• SOURCE TEXT:
◇ ◇ ◇ ◇ ◇ ◇ ◇
JSON Grammar in ECMAScript 5 differs from the grammar specified in RFC
4627 in that it allows primitive values at top-level.

>> however in ecmascript, if enclosed in a single quote string, as - '"\""' -
>> the backslash would escape the double quote mark, resulting in '"""',
>> which is not valid JSON.
>
> You are confused.
>

I don't think so.

What you've allowed in your RegExp doesn't match JSON Grammar defined in
ECMA 5.

> "\"" is both an ES string literal and JSON for the string containing"
>

Yes.

> "\\\"" is both an ES string literal and JSON for the string containing \"
>

Yes.

> "\\"" is neither an ES string literal nor JSON.
>

Correct.

>> To pass a string value containing the character sequence "\"" to
>
> But that was not the purpose of the JSON string.
>

What do you mean by the purpose of the JSON String? The purpose is
inside the programmer.

>> JSON.parse, the backslash must be escaped. Thus, you would use:
>>
>> var quoteMarkInJSONString = '"\\""';
>
> Yes, but that is not how JSON is usually being put in. That is, the
> escaping backslash is _not_ escaped then, and the characters that
> quoteMarkInJSONString contains are
>
> \"
>

Right; a JSONValue is usually going to be supplied as a value of an
identifier, e.g. xhr.responseText. A string value having the character
sequence - "\"" - is valid JSON.
◇ ◇ ◇ ◇ ◇ ◇ ◇
• REQUIRED TASK A: In the thread on JSON grammar, how does the JSON grammar in ECMAScript 5 differ from the one in RFC 4627?
• REQUIRED TASK B: Carry on the forum thread about JSON grammar from its final line.

• SUPPLIED RECORDS:
◇ ◇ ◇ ◇ ◇ ◇ ◇
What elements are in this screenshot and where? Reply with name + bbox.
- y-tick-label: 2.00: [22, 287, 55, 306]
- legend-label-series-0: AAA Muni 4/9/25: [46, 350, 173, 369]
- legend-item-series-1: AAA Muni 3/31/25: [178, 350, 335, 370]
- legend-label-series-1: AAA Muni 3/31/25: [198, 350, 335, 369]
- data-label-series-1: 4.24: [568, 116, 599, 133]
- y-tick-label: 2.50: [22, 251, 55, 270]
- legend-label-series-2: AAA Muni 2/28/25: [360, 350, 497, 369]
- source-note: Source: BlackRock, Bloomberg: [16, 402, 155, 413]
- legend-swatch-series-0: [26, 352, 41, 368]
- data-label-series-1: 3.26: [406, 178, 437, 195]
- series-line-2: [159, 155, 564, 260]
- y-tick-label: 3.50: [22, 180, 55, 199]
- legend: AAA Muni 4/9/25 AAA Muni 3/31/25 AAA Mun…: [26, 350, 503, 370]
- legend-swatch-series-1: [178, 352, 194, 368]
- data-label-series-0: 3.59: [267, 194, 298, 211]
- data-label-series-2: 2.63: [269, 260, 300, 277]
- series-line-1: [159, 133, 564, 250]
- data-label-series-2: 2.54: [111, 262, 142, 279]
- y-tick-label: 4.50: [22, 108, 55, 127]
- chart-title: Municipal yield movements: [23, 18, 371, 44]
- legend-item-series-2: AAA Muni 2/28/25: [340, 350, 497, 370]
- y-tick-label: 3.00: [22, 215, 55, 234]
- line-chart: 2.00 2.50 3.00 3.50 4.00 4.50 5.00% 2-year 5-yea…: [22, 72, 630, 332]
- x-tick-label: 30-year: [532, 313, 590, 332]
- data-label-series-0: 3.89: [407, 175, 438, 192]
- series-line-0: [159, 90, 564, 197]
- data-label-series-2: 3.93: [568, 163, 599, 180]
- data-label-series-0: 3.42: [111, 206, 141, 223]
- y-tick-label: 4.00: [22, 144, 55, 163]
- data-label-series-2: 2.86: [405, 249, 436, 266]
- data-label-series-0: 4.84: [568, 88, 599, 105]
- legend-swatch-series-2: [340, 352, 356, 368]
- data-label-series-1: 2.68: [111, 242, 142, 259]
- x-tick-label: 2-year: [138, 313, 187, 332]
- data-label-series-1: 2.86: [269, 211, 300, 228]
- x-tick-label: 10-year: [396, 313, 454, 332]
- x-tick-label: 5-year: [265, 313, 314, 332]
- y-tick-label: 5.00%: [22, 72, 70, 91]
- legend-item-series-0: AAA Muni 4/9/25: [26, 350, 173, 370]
◇ ◇ ◇ ◇ ◇ ◇ ◇
• ANSWER A: It allows primitive values at the top level.

• ANSWER B:
> and not
>
> "
>

That would be invalid.

> whereas only the latter was intended.
>
>> And that works.
>
> A JSON string *literal* may very well contain a literal backslash character,
> and it may also contain a literal double quote. The expression fails to
> recognize that.
>

No, a JSONString may not contain a literal backslash character.

| JSONString ::
| "JSONStringCharactersopt "
|
| JSONStringCharacters ::
| JSONStringCharacter JSONStringCharactersopt
|
| JSONStringCharacter ::
| SourceCharacter but not double-quote " or backslash \ or U+0000 thru
| U+001F \ JSONEscapeSequence

JSONStringCharacter may not contain backslash unless that is part of a
JSONEscapeSequence.

| JSONEscapeSequence ::
| JSONEscapeCharacter
| UnicodeEscapeSequence

[...]

>>
>> The goal of json2.js's JSON.parse is not to filter out values that are
>> valid; it is to eliminate values that are invalid. So far, it was
>> noticed to fail at that in four ways and I addressed those.
>
> You are very confused.
>

I don't think so. My understanding of the intent of json2.js comes from
code comments in it.

| // We split the second stage into 4 regexp operations in order to
| // work around crippling inefficiencies in IE's and Safari's regexp |
| // engines. First we replace the JSON backslash pairs with '@' (a
| // non-JSON character).

Replaces backslash chars with "@", which is excluded by /^[\],:{}\s]*$/

>>>>>> [...] The suggestion to use an object literal as the string to the
>>>>>> argument to JSON.parse is not any better than using "true".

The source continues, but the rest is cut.